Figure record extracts
========================================

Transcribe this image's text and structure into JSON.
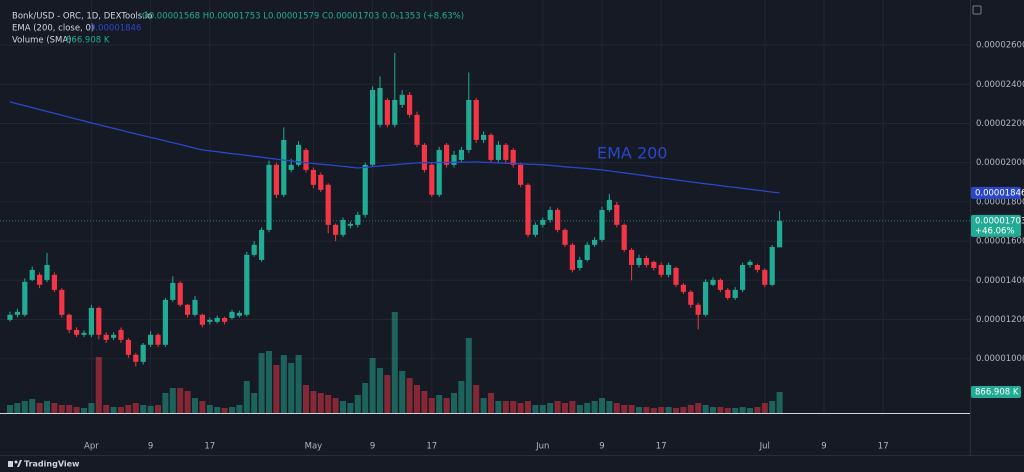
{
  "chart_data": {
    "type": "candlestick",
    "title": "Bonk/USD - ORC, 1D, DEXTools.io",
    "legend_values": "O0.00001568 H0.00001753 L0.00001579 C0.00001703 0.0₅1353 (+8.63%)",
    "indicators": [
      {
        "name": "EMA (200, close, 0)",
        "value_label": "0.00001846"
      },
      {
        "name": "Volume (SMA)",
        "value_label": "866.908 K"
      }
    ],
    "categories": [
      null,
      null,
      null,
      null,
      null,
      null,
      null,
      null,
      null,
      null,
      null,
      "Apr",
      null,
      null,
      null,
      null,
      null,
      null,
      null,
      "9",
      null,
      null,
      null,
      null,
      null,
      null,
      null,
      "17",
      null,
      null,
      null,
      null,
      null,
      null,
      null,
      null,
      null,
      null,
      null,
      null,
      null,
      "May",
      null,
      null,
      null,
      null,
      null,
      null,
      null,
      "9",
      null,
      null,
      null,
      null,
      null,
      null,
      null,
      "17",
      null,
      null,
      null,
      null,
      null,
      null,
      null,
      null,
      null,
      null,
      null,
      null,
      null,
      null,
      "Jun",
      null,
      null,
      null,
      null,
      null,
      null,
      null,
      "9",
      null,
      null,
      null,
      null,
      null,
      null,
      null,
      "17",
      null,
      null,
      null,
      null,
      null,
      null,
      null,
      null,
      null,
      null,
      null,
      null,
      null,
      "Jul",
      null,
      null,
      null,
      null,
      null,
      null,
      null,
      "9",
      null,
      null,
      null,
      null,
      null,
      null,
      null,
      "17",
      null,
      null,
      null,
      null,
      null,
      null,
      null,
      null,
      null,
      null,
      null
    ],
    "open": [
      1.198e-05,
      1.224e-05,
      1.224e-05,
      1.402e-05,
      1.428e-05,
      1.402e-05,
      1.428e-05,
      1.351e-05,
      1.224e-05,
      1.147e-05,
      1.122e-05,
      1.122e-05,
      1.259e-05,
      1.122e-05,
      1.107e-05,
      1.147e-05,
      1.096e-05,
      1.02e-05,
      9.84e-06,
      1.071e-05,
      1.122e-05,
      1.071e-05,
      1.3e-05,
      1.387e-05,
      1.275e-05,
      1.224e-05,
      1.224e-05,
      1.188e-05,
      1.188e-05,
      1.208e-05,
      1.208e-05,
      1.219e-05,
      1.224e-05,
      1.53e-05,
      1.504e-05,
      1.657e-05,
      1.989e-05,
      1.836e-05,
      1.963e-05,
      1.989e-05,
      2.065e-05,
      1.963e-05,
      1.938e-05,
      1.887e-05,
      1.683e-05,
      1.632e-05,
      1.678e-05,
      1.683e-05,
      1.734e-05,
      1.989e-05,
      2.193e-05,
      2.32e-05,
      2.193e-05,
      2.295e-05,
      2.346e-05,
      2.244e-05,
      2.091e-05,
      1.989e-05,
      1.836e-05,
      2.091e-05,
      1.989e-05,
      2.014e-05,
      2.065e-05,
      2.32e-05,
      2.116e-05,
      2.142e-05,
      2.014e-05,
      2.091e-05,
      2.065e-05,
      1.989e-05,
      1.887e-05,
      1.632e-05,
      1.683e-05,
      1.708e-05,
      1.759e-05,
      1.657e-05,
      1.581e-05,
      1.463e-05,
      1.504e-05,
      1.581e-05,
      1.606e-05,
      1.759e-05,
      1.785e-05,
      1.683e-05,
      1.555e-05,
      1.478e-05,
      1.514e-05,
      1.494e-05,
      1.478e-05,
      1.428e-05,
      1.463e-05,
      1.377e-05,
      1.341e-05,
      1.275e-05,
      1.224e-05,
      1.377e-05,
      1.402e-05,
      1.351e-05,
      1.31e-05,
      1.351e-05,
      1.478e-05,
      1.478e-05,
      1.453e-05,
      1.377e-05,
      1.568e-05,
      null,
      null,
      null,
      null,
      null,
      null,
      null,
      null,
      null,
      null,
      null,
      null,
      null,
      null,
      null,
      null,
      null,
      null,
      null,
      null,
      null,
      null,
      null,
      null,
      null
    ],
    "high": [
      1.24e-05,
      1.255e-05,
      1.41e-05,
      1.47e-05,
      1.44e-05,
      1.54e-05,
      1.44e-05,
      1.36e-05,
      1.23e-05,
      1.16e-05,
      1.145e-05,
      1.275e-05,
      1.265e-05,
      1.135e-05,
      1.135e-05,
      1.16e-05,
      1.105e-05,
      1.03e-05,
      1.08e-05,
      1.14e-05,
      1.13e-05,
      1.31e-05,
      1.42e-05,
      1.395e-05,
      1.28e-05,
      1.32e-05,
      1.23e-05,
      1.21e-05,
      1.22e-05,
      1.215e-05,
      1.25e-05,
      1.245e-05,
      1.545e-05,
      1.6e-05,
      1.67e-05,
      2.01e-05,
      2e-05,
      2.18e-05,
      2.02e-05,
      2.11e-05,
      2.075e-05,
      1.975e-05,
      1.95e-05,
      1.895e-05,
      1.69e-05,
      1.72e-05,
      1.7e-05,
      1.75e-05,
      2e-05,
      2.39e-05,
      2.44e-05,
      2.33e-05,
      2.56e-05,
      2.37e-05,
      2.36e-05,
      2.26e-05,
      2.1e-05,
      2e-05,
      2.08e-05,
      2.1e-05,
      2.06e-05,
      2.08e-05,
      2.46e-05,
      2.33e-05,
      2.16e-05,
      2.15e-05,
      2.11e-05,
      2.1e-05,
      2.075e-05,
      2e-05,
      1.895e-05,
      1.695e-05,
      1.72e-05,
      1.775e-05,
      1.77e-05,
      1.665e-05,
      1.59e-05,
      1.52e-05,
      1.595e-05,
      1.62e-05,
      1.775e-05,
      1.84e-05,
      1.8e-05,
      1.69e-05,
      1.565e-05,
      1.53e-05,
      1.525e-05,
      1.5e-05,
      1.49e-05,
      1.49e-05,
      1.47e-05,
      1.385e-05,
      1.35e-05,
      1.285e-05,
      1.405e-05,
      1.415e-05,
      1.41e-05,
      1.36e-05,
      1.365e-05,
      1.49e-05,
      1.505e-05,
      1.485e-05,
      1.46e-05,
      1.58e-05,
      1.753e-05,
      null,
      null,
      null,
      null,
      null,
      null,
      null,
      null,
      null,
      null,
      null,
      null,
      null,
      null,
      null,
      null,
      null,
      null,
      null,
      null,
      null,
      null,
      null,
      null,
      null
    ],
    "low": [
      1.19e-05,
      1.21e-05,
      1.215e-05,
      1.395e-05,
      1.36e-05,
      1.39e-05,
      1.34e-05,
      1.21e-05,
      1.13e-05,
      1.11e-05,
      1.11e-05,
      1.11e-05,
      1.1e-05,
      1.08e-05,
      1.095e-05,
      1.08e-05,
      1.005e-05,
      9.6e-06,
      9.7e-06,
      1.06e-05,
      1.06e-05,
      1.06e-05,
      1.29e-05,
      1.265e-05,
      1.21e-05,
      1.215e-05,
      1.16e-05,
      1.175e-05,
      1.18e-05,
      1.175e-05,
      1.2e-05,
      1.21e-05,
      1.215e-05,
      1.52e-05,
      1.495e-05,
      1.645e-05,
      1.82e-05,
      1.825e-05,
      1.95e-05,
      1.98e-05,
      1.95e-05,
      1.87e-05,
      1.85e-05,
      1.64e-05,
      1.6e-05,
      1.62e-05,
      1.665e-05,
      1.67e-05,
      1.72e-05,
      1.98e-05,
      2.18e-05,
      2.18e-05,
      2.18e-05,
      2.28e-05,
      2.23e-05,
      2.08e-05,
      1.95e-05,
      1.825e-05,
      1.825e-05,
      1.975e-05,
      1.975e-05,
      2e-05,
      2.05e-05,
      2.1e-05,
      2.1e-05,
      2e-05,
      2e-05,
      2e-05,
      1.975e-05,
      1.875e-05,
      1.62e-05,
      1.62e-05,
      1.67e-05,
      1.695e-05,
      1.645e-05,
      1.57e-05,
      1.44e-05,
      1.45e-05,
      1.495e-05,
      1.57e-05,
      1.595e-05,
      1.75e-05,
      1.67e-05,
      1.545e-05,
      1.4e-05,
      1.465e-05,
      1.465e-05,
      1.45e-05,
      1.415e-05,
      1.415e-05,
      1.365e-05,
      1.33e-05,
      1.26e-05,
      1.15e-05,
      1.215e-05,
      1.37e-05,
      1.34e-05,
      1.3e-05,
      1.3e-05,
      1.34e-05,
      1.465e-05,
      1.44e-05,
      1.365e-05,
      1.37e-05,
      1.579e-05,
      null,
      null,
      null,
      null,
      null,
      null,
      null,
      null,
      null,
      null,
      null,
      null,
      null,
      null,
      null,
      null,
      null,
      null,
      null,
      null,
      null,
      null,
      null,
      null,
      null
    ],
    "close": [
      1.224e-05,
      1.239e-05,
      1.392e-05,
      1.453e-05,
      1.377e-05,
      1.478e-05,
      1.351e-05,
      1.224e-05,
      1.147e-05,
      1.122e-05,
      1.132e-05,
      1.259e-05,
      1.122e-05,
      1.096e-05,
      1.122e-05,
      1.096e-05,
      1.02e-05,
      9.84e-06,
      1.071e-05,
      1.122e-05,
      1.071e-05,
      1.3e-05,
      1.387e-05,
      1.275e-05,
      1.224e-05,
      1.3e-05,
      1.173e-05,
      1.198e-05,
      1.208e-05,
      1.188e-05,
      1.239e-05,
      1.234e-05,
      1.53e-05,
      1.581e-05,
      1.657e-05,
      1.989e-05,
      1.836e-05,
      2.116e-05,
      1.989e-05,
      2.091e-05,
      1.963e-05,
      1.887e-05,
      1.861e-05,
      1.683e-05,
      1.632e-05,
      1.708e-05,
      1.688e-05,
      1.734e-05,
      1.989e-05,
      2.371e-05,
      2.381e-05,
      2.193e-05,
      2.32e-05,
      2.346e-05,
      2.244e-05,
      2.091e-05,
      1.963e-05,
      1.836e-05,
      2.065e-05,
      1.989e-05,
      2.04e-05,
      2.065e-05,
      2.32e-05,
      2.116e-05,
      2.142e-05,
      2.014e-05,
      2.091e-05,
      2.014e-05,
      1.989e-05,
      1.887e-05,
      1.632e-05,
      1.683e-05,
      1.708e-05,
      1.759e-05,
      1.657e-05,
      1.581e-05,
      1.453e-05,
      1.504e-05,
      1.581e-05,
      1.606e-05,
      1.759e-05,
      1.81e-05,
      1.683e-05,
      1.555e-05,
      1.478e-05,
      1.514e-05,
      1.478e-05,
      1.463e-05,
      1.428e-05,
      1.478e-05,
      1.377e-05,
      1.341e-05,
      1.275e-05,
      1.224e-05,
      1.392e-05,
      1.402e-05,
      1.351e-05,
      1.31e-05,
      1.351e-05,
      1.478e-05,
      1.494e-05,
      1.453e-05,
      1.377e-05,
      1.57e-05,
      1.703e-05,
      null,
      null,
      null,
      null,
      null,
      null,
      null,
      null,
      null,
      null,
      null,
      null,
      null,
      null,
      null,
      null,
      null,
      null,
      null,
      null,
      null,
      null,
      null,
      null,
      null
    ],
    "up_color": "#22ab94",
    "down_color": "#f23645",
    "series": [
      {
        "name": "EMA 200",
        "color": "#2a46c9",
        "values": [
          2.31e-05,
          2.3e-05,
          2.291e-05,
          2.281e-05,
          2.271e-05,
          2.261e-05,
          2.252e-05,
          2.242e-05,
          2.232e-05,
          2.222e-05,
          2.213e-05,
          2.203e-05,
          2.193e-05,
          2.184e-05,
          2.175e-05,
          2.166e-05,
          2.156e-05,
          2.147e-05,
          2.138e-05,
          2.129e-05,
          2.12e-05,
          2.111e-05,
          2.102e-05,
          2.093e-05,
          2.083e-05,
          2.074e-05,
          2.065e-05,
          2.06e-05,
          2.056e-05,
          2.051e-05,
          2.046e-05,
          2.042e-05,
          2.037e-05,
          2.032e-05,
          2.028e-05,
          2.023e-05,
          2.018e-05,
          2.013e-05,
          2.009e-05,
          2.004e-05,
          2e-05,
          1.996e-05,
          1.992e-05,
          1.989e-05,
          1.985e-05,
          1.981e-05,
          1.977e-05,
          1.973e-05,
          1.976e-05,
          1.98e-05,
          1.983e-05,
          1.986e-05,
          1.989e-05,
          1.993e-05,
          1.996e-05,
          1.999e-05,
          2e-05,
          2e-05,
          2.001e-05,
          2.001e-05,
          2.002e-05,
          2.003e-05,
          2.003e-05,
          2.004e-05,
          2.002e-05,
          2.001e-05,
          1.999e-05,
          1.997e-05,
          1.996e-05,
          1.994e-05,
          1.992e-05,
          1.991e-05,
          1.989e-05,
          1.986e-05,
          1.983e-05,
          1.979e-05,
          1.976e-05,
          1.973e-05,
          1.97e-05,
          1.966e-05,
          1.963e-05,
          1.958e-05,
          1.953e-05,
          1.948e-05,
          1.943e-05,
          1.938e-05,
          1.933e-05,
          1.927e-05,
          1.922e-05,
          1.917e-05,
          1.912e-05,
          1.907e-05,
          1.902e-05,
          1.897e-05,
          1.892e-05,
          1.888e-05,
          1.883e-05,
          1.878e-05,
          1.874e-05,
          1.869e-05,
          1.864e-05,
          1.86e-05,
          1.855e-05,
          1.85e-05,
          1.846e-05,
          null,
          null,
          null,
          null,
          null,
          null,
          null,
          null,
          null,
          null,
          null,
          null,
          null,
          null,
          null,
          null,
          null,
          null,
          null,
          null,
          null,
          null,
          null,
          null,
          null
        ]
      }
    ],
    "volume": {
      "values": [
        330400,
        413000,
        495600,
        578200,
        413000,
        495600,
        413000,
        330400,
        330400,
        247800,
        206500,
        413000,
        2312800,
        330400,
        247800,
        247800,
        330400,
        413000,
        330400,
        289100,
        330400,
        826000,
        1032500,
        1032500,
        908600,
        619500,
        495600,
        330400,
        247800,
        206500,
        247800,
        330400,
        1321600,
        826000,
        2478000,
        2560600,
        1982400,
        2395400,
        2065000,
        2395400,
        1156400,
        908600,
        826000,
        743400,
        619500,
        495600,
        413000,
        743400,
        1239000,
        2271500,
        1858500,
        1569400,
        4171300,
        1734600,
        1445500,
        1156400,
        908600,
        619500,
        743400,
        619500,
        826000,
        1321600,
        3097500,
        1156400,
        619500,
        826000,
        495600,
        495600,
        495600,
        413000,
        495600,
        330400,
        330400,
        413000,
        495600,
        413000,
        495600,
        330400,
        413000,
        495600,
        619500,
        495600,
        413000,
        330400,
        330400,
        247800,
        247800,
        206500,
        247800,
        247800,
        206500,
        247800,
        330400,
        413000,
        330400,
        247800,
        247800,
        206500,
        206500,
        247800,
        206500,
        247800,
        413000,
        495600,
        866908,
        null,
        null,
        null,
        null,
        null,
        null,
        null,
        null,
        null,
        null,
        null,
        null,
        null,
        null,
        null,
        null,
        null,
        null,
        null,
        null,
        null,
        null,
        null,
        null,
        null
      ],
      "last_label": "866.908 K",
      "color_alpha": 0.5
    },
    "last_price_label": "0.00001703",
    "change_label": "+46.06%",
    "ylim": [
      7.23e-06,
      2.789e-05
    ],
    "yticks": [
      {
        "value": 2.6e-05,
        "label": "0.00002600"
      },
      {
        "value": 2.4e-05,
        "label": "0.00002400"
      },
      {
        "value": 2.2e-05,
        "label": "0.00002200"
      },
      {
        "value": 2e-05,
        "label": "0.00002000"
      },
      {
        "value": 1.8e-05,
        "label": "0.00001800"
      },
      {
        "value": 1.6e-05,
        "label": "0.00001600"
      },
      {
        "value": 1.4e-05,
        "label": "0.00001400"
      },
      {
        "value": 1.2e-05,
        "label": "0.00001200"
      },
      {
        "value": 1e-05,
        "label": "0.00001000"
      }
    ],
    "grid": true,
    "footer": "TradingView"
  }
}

========================================

Gather each line of the listing containing the word "name" and show it.

        "name": "EMA (200, close, 0)",
        "name": "Volume (SMA)",
        "name": "EMA 200",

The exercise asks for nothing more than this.